» MATERIAL PROVIDED
▼

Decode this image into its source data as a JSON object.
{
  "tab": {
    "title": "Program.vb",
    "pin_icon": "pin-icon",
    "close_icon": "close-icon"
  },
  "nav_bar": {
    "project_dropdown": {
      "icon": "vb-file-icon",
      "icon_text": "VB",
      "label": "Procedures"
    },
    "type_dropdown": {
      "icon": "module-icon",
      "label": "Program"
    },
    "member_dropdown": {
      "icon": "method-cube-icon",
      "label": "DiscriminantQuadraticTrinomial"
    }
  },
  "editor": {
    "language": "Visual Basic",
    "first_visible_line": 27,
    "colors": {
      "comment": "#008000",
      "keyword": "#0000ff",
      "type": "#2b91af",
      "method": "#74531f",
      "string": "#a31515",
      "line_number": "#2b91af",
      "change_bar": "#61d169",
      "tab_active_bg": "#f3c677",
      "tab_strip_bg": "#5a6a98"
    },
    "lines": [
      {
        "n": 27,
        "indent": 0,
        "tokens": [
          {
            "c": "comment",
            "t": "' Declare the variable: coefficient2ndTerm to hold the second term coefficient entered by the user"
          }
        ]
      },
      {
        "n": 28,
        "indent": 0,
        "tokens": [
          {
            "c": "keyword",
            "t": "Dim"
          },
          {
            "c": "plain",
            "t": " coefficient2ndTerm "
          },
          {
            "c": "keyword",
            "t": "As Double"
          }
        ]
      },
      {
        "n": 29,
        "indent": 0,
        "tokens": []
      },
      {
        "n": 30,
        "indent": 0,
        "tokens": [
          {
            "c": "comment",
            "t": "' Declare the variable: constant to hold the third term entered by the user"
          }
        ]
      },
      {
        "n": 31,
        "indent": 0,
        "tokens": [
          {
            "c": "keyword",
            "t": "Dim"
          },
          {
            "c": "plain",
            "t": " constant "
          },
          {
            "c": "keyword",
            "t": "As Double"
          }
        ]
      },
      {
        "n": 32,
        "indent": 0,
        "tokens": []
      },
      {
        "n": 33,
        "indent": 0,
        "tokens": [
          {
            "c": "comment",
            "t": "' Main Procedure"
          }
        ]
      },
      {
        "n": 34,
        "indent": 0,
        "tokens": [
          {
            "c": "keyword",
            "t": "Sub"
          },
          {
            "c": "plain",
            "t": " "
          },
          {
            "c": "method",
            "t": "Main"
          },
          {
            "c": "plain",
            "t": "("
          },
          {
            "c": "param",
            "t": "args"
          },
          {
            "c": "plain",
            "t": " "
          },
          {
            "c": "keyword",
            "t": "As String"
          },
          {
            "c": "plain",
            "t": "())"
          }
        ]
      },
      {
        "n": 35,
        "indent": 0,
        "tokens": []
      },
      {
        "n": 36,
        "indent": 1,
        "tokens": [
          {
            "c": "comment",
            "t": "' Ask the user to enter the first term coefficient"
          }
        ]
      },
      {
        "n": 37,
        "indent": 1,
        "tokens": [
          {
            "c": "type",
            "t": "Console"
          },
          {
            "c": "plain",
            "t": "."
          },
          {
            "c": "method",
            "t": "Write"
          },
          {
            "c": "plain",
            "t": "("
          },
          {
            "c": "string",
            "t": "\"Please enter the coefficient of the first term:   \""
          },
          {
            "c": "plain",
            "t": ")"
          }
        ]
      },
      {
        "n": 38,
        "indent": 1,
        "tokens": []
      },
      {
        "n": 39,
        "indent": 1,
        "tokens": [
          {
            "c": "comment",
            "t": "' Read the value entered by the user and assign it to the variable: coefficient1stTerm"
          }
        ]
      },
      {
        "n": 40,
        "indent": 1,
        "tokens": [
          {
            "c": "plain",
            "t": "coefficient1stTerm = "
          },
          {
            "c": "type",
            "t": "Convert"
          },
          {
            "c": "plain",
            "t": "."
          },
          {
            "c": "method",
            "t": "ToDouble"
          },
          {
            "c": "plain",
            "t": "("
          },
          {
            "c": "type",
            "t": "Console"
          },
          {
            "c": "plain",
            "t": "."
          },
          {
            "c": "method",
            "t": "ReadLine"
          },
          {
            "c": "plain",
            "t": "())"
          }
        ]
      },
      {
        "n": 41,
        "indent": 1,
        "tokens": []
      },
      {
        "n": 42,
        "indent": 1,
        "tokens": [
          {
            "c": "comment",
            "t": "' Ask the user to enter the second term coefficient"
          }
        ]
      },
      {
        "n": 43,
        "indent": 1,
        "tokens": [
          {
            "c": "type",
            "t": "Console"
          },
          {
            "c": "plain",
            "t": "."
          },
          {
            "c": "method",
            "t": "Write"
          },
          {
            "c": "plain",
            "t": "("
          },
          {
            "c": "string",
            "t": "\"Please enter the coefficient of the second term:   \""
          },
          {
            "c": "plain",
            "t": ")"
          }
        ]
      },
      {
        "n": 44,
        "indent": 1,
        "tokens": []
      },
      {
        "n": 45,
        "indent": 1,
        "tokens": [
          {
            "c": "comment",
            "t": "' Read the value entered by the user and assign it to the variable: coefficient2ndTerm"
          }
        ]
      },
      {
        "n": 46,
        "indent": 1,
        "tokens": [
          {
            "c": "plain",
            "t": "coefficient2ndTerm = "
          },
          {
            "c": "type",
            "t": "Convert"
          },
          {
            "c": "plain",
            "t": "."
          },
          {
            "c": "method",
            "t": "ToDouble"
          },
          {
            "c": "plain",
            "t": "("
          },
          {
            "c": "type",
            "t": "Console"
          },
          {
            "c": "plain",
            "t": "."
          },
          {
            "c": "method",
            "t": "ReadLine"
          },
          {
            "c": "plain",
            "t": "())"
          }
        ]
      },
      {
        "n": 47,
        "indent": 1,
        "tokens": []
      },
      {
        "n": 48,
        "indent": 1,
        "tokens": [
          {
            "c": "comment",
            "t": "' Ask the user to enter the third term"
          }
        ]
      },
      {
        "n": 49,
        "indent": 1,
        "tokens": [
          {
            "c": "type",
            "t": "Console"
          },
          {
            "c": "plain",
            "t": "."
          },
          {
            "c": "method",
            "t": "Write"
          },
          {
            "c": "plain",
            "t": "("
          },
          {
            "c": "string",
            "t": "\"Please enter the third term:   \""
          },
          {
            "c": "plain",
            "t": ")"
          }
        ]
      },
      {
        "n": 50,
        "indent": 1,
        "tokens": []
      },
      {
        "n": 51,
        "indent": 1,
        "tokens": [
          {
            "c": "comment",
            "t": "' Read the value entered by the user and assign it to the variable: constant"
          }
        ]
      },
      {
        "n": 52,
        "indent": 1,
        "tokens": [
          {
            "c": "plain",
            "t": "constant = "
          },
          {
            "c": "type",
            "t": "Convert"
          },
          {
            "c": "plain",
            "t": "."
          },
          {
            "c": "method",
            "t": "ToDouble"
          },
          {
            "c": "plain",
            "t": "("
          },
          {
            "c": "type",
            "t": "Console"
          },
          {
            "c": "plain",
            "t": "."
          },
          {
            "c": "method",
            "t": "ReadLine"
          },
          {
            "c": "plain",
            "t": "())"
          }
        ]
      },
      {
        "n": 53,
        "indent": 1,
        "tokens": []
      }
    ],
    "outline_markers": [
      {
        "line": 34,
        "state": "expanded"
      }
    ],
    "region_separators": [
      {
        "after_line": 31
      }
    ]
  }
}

▲
▼

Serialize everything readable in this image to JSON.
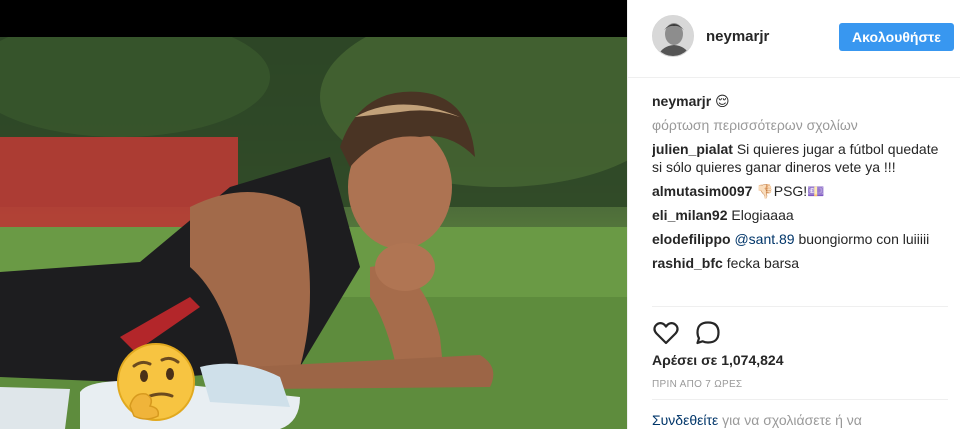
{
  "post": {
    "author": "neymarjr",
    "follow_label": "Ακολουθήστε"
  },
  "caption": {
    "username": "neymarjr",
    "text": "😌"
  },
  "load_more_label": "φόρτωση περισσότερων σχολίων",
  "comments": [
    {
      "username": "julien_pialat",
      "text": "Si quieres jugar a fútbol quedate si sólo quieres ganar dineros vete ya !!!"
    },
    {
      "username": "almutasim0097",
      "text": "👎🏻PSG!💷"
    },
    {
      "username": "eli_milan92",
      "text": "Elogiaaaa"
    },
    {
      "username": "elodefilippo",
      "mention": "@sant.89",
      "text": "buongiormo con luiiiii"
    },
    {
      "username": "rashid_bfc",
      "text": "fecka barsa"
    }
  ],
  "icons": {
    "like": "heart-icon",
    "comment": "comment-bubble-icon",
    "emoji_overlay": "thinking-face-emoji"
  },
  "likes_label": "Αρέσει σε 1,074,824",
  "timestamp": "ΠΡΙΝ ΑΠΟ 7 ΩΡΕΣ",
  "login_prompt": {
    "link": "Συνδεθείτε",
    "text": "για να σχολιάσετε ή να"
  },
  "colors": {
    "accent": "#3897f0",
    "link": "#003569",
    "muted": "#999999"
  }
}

▲

» YOUR GOAL
Which lines hold the word "assign"? Copy all of them.

» RESPONSE TO THIS EXERCISE
            "t": "' Read the value entered by the user and assign it to the variable: coefficient1stTerm"
            "t": "' Read the value entered by the user and assign it to the variable: coefficient2ndTerm"
            "t": "' Read the value entered by the user and assign it to the variable: constant"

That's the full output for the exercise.